* **SET TASK**: Write out each line exactly as it stands, please.

──────

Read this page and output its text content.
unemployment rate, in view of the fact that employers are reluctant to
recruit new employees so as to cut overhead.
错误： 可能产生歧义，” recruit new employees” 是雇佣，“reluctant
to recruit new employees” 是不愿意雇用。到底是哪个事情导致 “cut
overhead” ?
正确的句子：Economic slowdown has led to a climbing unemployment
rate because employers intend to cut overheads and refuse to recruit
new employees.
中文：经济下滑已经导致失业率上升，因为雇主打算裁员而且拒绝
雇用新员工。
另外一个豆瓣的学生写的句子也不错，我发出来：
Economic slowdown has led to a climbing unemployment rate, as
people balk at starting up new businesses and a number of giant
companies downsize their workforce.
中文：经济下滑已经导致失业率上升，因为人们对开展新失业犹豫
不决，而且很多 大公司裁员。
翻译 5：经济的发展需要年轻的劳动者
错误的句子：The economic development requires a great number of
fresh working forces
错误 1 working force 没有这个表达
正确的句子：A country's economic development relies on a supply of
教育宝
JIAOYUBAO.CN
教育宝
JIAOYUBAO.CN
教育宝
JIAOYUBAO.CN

──────

* **SOLUTION FOR THIS EXERCISE**:
Read this page and output its text content.
unemployment rate, in view of the fact that employers are reluctant to
recruit new employees so as to cut overhead.
错误： 可能产生歧义，” recruit new employees” 是雇佣，“reluctant
to recruit new employees” 是不愿意雇用。到底是哪个事情导致 “cut
overhead” ?
正确的句子：Economic slowdown has led to a climbing unemployment
rate because employers intend to cut overheads and refuse to recruit
new employees.
中文：经济下滑已经导致失业率上升，因为雇主打算裁员而且拒绝
雇用新员工。
另外一个豆瓣的学生写的句子也不错，我发出来：
Economic slowdown has led to a climbing unemployment rate, as
people balk at starting up new businesses and a number of giant
companies downsize their workforce.
中文：经济下滑已经导致失业率上升，因为人们对开展新失业犹豫
不决，而且很多 大公司裁员。
翻译 5：经济的发展需要年轻的劳动者
错误的句子：The economic development requires a great number of
fresh working forces
错误 1 working force 没有这个表达
正确的句子：A country's economic development relies on a supply of
教育宝
JIAOYUBAO.CN
教育宝
JIAOYUBAO.CN
教育宝
JIAOYUBAO.CN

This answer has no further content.